Layout annotation data:
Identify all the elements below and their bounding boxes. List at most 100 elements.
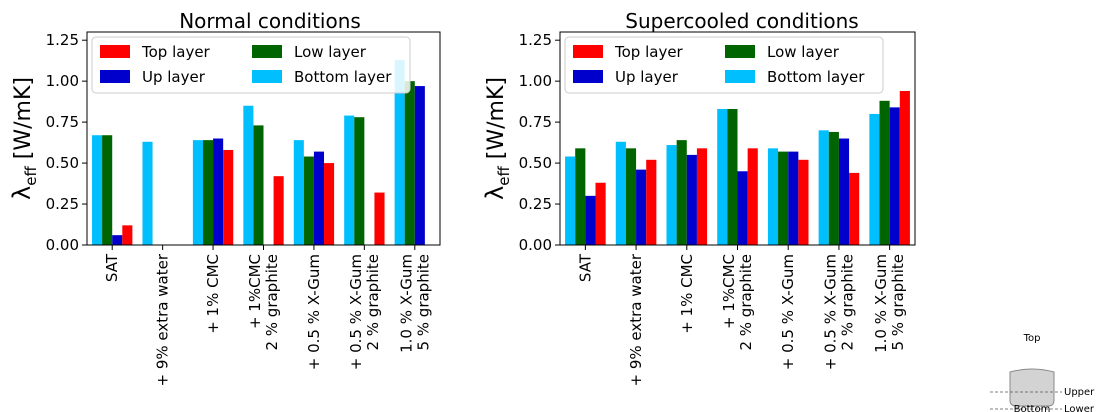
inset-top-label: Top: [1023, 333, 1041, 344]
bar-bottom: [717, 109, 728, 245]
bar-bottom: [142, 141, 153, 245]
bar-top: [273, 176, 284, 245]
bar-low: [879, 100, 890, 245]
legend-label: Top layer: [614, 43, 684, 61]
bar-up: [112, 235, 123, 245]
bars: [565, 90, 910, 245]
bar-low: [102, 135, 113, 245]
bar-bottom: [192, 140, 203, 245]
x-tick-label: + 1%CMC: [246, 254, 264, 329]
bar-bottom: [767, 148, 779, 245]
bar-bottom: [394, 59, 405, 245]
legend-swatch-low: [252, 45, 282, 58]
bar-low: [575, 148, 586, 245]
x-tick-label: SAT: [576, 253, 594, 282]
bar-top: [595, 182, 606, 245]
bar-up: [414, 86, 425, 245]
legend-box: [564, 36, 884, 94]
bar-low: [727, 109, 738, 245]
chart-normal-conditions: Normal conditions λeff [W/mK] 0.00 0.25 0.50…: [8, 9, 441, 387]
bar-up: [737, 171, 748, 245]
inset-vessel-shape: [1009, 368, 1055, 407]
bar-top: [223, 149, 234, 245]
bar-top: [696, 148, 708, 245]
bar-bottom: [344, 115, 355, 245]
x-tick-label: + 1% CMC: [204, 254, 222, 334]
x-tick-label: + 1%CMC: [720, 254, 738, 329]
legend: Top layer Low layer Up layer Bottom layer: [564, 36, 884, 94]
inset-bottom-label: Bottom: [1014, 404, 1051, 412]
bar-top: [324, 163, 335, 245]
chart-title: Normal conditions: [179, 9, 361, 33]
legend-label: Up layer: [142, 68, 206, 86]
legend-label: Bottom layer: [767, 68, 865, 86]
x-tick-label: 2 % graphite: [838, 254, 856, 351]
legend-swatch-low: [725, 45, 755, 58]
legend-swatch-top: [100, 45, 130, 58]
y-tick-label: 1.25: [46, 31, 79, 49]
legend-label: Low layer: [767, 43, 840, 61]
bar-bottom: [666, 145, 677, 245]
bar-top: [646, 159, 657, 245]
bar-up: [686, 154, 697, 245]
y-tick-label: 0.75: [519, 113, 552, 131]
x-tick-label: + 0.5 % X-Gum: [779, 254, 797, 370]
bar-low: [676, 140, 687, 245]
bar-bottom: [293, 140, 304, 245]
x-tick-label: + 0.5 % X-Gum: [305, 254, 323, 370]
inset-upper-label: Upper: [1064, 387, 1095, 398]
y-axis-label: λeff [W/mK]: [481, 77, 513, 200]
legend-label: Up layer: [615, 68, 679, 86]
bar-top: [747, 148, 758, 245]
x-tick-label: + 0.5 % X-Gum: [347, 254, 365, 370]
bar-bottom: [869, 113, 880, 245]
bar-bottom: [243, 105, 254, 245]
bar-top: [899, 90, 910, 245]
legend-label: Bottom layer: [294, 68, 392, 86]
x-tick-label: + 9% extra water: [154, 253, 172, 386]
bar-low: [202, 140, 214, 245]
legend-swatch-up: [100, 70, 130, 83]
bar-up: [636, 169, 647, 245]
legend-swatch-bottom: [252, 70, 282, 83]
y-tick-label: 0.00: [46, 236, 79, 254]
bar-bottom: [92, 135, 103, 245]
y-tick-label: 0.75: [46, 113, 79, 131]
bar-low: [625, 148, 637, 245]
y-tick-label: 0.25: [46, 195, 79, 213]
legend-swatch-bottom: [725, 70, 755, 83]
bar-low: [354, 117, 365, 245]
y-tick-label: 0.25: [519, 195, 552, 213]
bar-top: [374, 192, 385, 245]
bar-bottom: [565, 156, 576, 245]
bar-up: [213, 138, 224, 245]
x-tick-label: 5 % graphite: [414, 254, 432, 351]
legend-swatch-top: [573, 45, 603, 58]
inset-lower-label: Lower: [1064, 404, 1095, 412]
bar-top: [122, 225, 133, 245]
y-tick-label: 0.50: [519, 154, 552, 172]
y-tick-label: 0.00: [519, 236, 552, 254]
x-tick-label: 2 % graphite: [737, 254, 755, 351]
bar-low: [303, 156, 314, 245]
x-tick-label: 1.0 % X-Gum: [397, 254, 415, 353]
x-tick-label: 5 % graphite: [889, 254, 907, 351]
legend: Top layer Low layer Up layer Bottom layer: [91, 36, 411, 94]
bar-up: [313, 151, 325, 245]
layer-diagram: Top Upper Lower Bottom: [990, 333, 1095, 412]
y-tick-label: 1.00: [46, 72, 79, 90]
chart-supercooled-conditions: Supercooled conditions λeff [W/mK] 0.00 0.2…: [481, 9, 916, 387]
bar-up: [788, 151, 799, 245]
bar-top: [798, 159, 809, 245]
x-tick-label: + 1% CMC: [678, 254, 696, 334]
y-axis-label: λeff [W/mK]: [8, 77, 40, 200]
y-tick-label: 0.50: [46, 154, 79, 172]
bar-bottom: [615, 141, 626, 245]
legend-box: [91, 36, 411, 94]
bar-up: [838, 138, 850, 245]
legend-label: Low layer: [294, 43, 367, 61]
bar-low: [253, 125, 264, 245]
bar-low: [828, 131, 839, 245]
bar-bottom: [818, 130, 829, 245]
* * *
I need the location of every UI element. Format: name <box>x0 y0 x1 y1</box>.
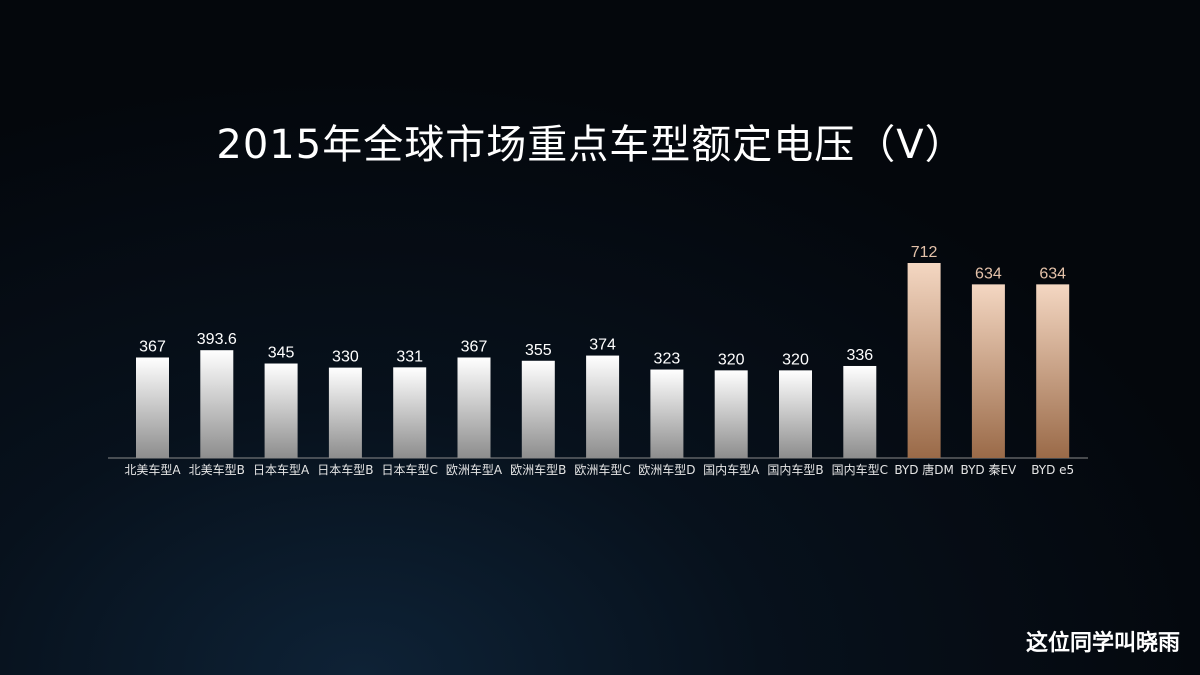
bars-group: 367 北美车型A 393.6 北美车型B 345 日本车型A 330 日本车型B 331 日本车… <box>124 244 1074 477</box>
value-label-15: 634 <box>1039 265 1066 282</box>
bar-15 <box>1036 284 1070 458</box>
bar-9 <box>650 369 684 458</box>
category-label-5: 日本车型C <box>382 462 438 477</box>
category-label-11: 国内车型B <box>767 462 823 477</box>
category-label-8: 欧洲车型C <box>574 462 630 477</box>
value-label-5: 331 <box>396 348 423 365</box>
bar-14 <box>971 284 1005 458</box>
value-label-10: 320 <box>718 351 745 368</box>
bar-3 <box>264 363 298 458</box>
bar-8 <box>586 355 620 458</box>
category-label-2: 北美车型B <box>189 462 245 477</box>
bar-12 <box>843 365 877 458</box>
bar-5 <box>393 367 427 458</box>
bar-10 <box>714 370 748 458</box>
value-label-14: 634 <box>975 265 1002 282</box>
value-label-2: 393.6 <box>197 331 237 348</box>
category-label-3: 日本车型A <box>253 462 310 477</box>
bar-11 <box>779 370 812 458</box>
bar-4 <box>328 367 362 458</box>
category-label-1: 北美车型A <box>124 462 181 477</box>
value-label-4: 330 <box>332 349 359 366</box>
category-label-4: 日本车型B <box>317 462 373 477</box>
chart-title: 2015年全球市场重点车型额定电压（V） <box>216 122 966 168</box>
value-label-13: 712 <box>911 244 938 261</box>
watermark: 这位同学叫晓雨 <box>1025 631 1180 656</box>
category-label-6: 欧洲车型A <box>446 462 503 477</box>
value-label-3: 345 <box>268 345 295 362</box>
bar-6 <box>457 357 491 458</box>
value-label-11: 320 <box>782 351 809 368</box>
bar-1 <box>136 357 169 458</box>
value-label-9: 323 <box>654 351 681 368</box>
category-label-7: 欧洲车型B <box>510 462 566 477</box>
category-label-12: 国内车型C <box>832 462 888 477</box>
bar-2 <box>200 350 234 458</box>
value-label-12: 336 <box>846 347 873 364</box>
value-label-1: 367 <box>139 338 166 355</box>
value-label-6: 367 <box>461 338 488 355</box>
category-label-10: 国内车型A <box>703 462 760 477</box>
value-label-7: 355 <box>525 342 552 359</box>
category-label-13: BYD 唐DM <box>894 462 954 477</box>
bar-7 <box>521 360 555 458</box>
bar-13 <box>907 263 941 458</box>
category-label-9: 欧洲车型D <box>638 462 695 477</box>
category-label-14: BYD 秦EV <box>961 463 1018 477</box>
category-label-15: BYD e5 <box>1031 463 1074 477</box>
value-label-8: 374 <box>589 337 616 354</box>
--
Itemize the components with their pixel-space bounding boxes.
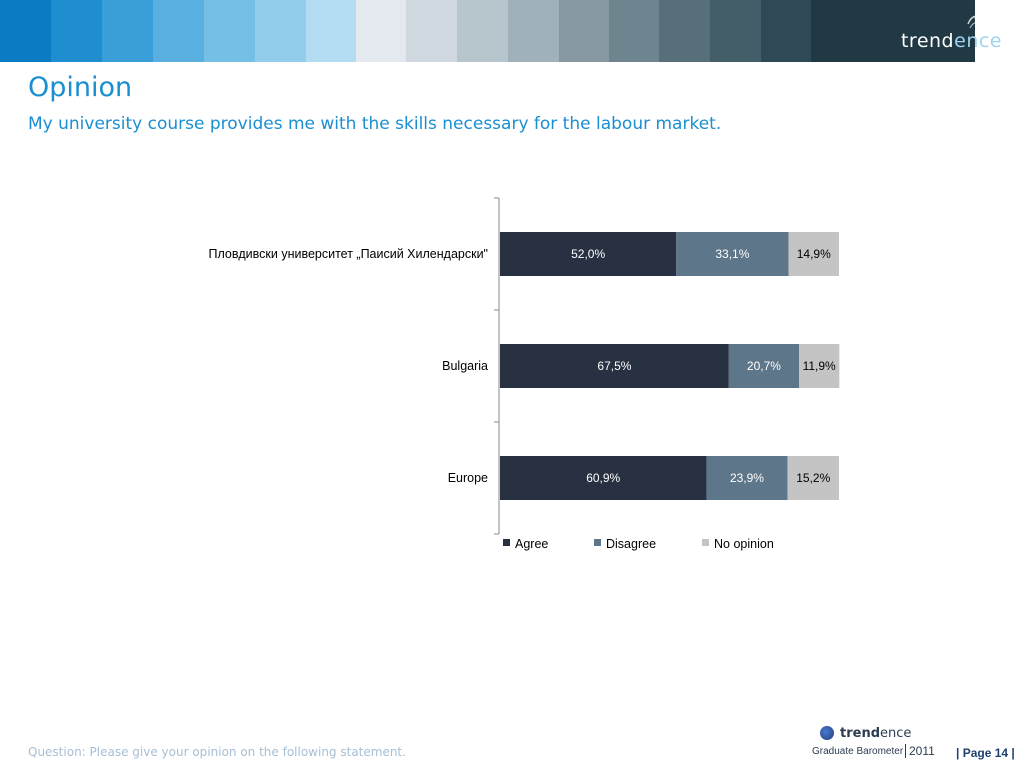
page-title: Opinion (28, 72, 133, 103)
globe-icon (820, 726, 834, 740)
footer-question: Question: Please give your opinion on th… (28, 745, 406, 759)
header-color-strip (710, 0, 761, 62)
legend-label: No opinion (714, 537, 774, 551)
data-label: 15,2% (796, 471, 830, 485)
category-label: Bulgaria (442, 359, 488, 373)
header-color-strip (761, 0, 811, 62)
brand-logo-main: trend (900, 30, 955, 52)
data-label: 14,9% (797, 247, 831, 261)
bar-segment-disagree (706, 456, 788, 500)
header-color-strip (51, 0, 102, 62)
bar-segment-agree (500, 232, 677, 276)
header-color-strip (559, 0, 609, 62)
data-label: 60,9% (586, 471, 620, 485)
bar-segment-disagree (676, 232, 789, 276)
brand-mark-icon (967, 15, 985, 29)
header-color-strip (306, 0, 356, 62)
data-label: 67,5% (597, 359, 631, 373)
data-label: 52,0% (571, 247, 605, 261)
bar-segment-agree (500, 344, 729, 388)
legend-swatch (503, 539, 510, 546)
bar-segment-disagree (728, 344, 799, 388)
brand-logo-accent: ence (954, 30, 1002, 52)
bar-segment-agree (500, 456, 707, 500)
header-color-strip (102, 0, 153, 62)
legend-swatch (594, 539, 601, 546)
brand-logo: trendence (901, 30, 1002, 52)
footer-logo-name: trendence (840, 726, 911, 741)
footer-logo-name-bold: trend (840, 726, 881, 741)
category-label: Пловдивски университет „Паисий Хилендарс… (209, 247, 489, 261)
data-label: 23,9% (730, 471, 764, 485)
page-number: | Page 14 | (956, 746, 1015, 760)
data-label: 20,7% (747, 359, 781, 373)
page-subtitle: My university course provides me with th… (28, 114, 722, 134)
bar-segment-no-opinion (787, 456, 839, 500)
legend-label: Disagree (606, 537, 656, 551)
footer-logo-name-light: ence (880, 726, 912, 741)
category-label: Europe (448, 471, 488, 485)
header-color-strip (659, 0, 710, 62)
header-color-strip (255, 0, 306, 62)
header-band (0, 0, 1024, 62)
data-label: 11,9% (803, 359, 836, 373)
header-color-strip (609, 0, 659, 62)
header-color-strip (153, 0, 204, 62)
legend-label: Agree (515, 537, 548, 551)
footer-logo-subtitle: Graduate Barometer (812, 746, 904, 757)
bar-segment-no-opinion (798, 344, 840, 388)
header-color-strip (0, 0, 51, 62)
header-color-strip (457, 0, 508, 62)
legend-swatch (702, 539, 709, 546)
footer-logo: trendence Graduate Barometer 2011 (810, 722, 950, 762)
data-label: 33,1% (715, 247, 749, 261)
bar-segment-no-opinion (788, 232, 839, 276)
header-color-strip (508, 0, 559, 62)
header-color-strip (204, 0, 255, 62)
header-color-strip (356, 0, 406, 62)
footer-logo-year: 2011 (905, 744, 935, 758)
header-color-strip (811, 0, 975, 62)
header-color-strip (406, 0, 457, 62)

» Stated exercise
Please convert the entries starting at the line that contains "bars-group: 367 北美车型A" and ending at the line that contains "value-label-14: 634 <box>975" into a numbered list, leaving out any blank lines.

» Worked solution
1. bars-group: 367 北美车型A 393.6 北美车型B 345 日本车型A 330 日本车型B 331 日本车… <box>124 244 1074 477</box>
2. value-label-15: 634 <box>1039 265 1066 282</box>
3. bar-15 <box>1036 284 1070 458</box>
4. bar-9 <box>650 369 684 458</box>
5. category-label-5: 日本车型C <box>382 462 438 477</box>
6. category-label-11: 国内车型B <box>767 462 823 477</box>
7. category-label-8: 欧洲车型C <box>574 462 630 477</box>
8. value-label-5: 331 <box>396 348 423 365</box>
9. bar-14 <box>971 284 1005 458</box>
10. value-label-10: 320 <box>718 351 745 368</box>
11. bar-3 <box>264 363 298 458</box>
12. bar-8 <box>586 355 620 458</box>
13. category-label-2: 北美车型B <box>189 462 245 477</box>
14. bar-12 <box>843 365 877 458</box>
15. bar-5 <box>393 367 427 458</box>
16. bar-10 <box>714 370 748 458</box>
17. value-label-14: 634 <box>975 265 1002 282</box>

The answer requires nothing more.